EXERCISE BRIEF: Copy out every line of the records below word for word, omitting the pictures.

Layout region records
- - -
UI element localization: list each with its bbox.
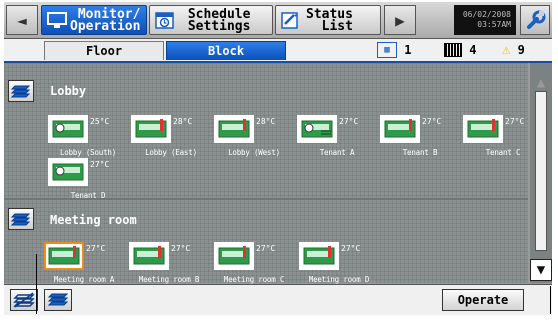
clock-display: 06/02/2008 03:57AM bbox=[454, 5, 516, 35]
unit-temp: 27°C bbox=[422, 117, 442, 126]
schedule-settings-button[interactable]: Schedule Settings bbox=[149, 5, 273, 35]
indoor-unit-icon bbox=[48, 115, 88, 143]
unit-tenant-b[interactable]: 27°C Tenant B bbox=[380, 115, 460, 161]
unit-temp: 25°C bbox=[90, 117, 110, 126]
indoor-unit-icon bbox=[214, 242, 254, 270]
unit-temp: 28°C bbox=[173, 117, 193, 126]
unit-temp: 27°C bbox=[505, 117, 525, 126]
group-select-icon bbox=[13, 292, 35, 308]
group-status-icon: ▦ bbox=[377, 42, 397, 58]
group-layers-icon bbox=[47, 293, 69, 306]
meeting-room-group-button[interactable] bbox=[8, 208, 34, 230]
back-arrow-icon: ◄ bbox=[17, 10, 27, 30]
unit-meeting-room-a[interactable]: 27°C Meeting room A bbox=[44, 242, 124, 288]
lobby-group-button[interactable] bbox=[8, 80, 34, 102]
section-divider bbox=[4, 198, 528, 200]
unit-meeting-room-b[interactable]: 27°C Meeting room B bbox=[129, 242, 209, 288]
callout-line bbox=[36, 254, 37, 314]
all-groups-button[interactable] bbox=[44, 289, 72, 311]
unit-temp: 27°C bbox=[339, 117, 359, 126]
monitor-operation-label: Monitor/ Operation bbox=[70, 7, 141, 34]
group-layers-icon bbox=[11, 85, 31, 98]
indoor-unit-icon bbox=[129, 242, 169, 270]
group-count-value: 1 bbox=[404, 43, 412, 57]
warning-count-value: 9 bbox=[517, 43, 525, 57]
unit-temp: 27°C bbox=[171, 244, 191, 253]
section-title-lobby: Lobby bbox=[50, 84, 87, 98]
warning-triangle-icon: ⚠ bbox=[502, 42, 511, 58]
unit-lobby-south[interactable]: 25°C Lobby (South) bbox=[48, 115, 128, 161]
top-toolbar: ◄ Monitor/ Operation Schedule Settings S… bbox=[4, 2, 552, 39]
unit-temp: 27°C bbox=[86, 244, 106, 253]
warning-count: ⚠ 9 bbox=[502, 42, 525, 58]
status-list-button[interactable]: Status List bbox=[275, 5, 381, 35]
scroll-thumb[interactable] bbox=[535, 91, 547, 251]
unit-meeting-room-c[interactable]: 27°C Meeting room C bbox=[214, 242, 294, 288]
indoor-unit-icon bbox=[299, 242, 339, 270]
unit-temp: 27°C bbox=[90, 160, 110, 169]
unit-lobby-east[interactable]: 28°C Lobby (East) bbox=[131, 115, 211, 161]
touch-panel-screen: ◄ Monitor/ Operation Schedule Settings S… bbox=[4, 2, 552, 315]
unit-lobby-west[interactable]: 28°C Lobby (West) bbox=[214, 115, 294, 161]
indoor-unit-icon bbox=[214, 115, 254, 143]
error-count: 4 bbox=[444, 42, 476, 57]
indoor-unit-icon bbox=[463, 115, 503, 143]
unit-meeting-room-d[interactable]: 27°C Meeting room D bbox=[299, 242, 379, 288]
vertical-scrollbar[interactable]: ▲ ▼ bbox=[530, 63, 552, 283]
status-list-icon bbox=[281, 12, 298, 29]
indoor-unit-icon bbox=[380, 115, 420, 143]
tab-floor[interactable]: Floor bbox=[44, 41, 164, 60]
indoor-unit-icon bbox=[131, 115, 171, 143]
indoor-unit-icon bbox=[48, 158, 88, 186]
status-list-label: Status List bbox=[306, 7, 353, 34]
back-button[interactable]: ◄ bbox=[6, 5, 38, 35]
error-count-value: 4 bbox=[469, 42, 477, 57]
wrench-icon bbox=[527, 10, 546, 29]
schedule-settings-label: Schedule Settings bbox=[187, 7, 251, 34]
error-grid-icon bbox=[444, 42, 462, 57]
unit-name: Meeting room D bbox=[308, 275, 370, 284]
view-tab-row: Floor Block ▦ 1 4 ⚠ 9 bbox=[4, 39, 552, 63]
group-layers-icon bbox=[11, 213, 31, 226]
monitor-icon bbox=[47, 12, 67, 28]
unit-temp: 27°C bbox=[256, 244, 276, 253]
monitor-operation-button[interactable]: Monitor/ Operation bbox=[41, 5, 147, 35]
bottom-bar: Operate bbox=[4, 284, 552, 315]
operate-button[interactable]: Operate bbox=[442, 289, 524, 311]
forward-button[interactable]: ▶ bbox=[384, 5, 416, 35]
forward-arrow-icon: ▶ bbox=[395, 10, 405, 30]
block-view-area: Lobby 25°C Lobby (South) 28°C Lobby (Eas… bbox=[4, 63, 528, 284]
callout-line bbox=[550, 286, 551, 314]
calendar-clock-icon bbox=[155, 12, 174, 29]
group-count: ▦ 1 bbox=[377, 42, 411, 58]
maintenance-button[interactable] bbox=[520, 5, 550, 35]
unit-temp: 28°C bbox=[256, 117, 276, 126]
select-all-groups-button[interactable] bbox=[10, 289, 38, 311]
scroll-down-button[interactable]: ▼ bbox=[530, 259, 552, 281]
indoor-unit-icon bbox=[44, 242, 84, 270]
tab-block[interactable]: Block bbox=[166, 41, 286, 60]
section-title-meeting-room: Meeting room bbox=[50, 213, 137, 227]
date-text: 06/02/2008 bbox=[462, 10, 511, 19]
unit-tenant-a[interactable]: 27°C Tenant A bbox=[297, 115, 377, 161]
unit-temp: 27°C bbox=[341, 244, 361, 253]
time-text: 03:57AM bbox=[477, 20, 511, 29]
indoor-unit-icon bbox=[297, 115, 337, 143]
- - -
REPLY TO THE EXERCISE:
UI element localization: list each with its bbox.
clock-display: 06/02/2008 03:57AM bbox=[454, 5, 516, 35]
unit-temp: 27°C bbox=[422, 117, 442, 126]
schedule-settings-button[interactable]: Schedule Settings bbox=[149, 5, 273, 35]
indoor-unit-icon bbox=[48, 115, 88, 143]
unit-tenant-b[interactable]: 27°C Tenant B bbox=[380, 115, 460, 161]
unit-temp: 25°C bbox=[90, 117, 110, 126]
indoor-unit-icon bbox=[214, 242, 254, 270]
unit-temp: 28°C bbox=[173, 117, 193, 126]
unit-temp: 27°C bbox=[505, 117, 525, 126]
group-select-icon bbox=[13, 292, 35, 308]
group-status-icon: ▦ bbox=[377, 42, 397, 58]
group-layers-icon bbox=[47, 293, 69, 306]
meeting-room-group-button[interactable] bbox=[8, 208, 34, 230]
back-arrow-icon: ◄ bbox=[17, 10, 27, 30]
unit-meeting-room-a[interactable]: 27°C Meeting room A bbox=[44, 242, 124, 288]
lobby-group-button[interactable] bbox=[8, 80, 34, 102]
section-divider bbox=[4, 198, 528, 200]
unit-meeting-room-b[interactable]: 27°C Meeting room B bbox=[129, 242, 209, 288]
callout-line bbox=[36, 254, 37, 314]
all-groups-button[interactable] bbox=[44, 289, 72, 311]
unit-temp: 27°C bbox=[339, 117, 359, 126]
monitor-operation-label: Monitor/ Operation bbox=[70, 7, 141, 34]
group-layers-icon bbox=[11, 85, 31, 98]
indoor-unit-icon bbox=[129, 242, 169, 270]
group-count-value: 1 bbox=[404, 43, 412, 57]
warning-count-value: 9 bbox=[517, 43, 525, 57]
unit-temp: 27°C bbox=[171, 244, 191, 253]
section-title-lobby: Lobby bbox=[50, 84, 87, 98]
warning-triangle-icon: ⚠ bbox=[502, 42, 511, 58]
unit-lobby-south[interactable]: 25°C Lobby (South) bbox=[48, 115, 128, 161]
top-toolbar: ◄ Monitor/ Operation Schedule Settings S… bbox=[4, 2, 552, 39]
unit-temp: 27°C bbox=[86, 244, 106, 253]
warning-count: ⚠ 9 bbox=[502, 42, 525, 58]
status-list-button[interactable]: Status List bbox=[275, 5, 381, 35]
scroll-thumb[interactable] bbox=[535, 91, 547, 251]
unit-meeting-room-c[interactable]: 27°C Meeting room C bbox=[214, 242, 294, 288]
indoor-unit-icon bbox=[299, 242, 339, 270]
unit-temp: 27°C bbox=[90, 160, 110, 169]
unit-lobby-east[interactable]: 28°C Lobby (East) bbox=[131, 115, 211, 161]
touch-panel-screen: ◄ Monitor/ Operation Schedule Settings S… bbox=[4, 2, 552, 315]
unit-lobby-west[interactable]: 28°C Lobby (West) bbox=[214, 115, 294, 161]
indoor-unit-icon bbox=[214, 115, 254, 143]
error-count: 4 bbox=[444, 42, 476, 57]
indoor-unit-icon bbox=[463, 115, 503, 143]
unit-meeting-room-d[interactable]: 27°C Meeting room D bbox=[299, 242, 379, 288]
vertical-scrollbar[interactable]: ▲ ▼ bbox=[530, 63, 552, 283]
status-list-icon bbox=[281, 12, 298, 29]
indoor-unit-icon bbox=[380, 115, 420, 143]
tab-floor[interactable]: Floor bbox=[44, 41, 164, 60]
indoor-unit-icon bbox=[131, 115, 171, 143]
indoor-unit-icon bbox=[48, 158, 88, 186]
status-list-label: Status List bbox=[306, 7, 353, 34]
back-button[interactable]: ◄ bbox=[6, 5, 38, 35]
error-count-value: 4 bbox=[469, 42, 477, 57]
wrench-icon bbox=[527, 10, 546, 29]
schedule-settings-label: Schedule Settings bbox=[187, 7, 251, 34]
error-grid-icon bbox=[444, 42, 462, 57]
unit-name: Meeting room D bbox=[308, 275, 370, 284]
view-tab-row: Floor Block ▦ 1 4 ⚠ 9 bbox=[4, 39, 552, 63]
group-layers-icon bbox=[11, 213, 31, 226]
monitor-icon bbox=[47, 12, 67, 28]
unit-temp: 27°C bbox=[256, 244, 276, 253]
monitor-operation-button[interactable]: Monitor/ Operation bbox=[41, 5, 147, 35]
bottom-bar: Operate bbox=[4, 284, 552, 315]
operate-button[interactable]: Operate bbox=[442, 289, 524, 311]
forward-button[interactable]: ▶ bbox=[384, 5, 416, 35]
forward-arrow-icon: ▶ bbox=[395, 10, 405, 30]
block-view-area: Lobby 25°C Lobby (South) 28°C Lobby (Eas… bbox=[4, 63, 528, 284]
callout-line bbox=[550, 286, 551, 314]
calendar-clock-icon bbox=[155, 12, 174, 29]
group-count: ▦ 1 bbox=[377, 42, 411, 58]
maintenance-button[interactable] bbox=[520, 5, 550, 35]
unit-temp: 28°C bbox=[256, 117, 276, 126]
select-all-groups-button[interactable] bbox=[10, 289, 38, 311]
scroll-down-button[interactable]: ▼ bbox=[530, 259, 552, 281]
indoor-unit-icon bbox=[44, 242, 84, 270]
tab-block[interactable]: Block bbox=[166, 41, 286, 60]
section-title-meeting-room: Meeting room bbox=[50, 213, 137, 227]
date-text: 06/02/2008 bbox=[462, 10, 511, 19]
unit-tenant-a[interactable]: 27°C Tenant A bbox=[297, 115, 377, 161]
unit-temp: 27°C bbox=[341, 244, 361, 253]
time-text: 03:57AM bbox=[477, 20, 511, 29]
indoor-unit-icon bbox=[297, 115, 337, 143]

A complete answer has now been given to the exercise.